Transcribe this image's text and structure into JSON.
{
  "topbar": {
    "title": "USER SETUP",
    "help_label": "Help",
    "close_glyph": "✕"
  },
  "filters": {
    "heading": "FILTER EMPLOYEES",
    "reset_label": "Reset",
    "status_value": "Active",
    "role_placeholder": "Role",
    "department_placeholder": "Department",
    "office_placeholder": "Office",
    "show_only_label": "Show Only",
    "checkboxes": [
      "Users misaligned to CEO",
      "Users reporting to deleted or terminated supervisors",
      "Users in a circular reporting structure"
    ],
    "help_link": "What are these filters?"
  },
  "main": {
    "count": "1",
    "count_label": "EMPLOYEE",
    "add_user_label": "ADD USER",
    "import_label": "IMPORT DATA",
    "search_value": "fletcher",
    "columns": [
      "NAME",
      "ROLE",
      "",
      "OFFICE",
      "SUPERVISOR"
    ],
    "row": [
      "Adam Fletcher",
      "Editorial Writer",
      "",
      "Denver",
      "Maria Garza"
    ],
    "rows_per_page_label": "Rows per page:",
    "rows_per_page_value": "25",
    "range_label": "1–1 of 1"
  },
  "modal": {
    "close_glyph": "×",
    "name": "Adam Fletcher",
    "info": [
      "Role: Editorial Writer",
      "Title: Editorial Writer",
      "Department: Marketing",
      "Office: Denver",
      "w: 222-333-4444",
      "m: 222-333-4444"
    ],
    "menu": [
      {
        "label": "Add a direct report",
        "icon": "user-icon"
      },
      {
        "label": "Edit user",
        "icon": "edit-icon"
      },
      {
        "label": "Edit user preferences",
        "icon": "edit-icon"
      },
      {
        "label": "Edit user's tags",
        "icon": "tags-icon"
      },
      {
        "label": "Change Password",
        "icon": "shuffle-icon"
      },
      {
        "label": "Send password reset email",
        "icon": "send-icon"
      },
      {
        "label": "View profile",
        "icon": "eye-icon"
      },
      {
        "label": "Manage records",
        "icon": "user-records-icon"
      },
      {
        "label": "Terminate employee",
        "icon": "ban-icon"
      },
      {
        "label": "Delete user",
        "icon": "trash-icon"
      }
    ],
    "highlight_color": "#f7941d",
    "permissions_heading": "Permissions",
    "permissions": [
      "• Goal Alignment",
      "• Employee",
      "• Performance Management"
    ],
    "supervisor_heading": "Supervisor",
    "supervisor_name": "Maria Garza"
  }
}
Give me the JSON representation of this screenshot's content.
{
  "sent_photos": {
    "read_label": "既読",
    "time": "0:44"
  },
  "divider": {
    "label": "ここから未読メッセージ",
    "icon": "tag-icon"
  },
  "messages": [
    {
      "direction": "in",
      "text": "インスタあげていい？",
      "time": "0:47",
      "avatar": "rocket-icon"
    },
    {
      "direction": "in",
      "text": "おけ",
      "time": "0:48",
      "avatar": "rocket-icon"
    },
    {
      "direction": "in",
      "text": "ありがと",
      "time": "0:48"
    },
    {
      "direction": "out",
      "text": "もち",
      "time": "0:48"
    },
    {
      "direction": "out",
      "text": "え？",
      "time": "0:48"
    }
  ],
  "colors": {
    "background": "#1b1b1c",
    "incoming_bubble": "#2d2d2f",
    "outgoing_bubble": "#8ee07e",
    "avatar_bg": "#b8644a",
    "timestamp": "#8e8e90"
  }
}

○ ○ ○

▶ _SHORT TASK_: Write out every record verbatim.

▶ _TASK ANSWER_:
Transcribe this image's text and structure into JSON.
{
  "topbar": {
    "title": "USER SETUP",
    "help_label": "Help",
    "close_glyph": "✕"
  },
  "filters": {
    "heading": "FILTER EMPLOYEES",
    "reset_label": "Reset",
    "status_value": "Active",
    "role_placeholder": "Role",
    "department_placeholder": "Department",
    "office_placeholder": "Office",
    "show_only_label": "Show Only",
    "checkboxes": [
      "Users misaligned to CEO",
      "Users reporting to deleted or terminated supervisors",
      "Users in a circular reporting structure"
    ],
    "help_link": "What are these filters?"
  },
  "main": {
    "count": "1",
    "count_label": "EMPLOYEE",
    "add_user_label": "ADD USER",
    "import_label": "IMPORT DATA",
    "search_value": "fletcher",
    "columns": [
      "NAME",
      "ROLE",
      "",
      "OFFICE",
      "SUPERVISOR"
    ],
    "row": [
      "Adam Fletcher",
      "Editorial Writer",
      "",
      "Denver",
      "Maria Garza"
    ],
    "rows_per_page_label": "Rows per page:",
    "rows_per_page_value": "25",
    "range_label": "1–1 of 1"
  },
  "modal": {
    "close_glyph": "×",
    "name": "Adam Fletcher",
    "info": [
      "Role: Editorial Writer",
      "Title: Editorial Writer",
      "Department: Marketing",
      "Office: Denver",
      "w: 222-333-4444",
      "m: 222-333-4444"
    ],
    "menu": [
      {
        "label": "Add a direct report",
        "icon": "user-icon"
      },
      {
        "label": "Edit user",
        "icon": "edit-icon"
      },
      {
        "label": "Edit user preferences",
        "icon": "edit-icon"
      },
      {
        "label": "Edit user's tags",
        "icon": "tags-icon"
      },
      {
        "label": "Change Password",
        "icon": "shuffle-icon"
      },
      {
        "label": "Send password reset email",
        "icon": "send-icon"
      },
      {
        "label": "View profile",
        "icon": "eye-icon"
      },
      {
        "label": "Manage records",
        "icon": "user-records-icon"
      },
      {
        "label": "Terminate employee",
        "icon": "ban-icon"
      },
      {
        "label": "Delete user",
        "icon": "trash-icon"
      }
    ],
    "highlight_color": "#f7941d",
    "permissions_heading": "Permissions",
    "permissions": [
      "• Goal Alignment",
      "• Employee",
      "• Performance Management"
    ],
    "supervisor_heading": "Supervisor",
    "supervisor_name": "Maria Garza"
  }
}
Give me the JSON representation of this screenshot's content.
{
  "sent_photos": {
    "read_label": "既読",
    "time": "0:44"
  },
  "divider": {
    "label": "ここから未読メッセージ",
    "icon": "tag-icon"
  },
  "messages": [
    {
      "direction": "in",
      "text": "インスタあげていい？",
      "time": "0:47",
      "avatar": "rocket-icon"
    },
    {
      "direction": "in",
      "text": "おけ",
      "time": "0:48",
      "avatar": "rocket-icon"
    },
    {
      "direction": "in",
      "text": "ありがと",
      "time": "0:48"
    },
    {
      "direction": "out",
      "text": "もち",
      "time": "0:48"
    },
    {
      "direction": "out",
      "text": "え？",
      "time": "0:48"
    }
  ],
  "colors": {
    "background": "#1b1b1c",
    "incoming_bubble": "#2d2d2f",
    "outgoing_bubble": "#8ee07e",
    "avatar_bg": "#b8644a",
    "timestamp": "#8e8e90"
  }
}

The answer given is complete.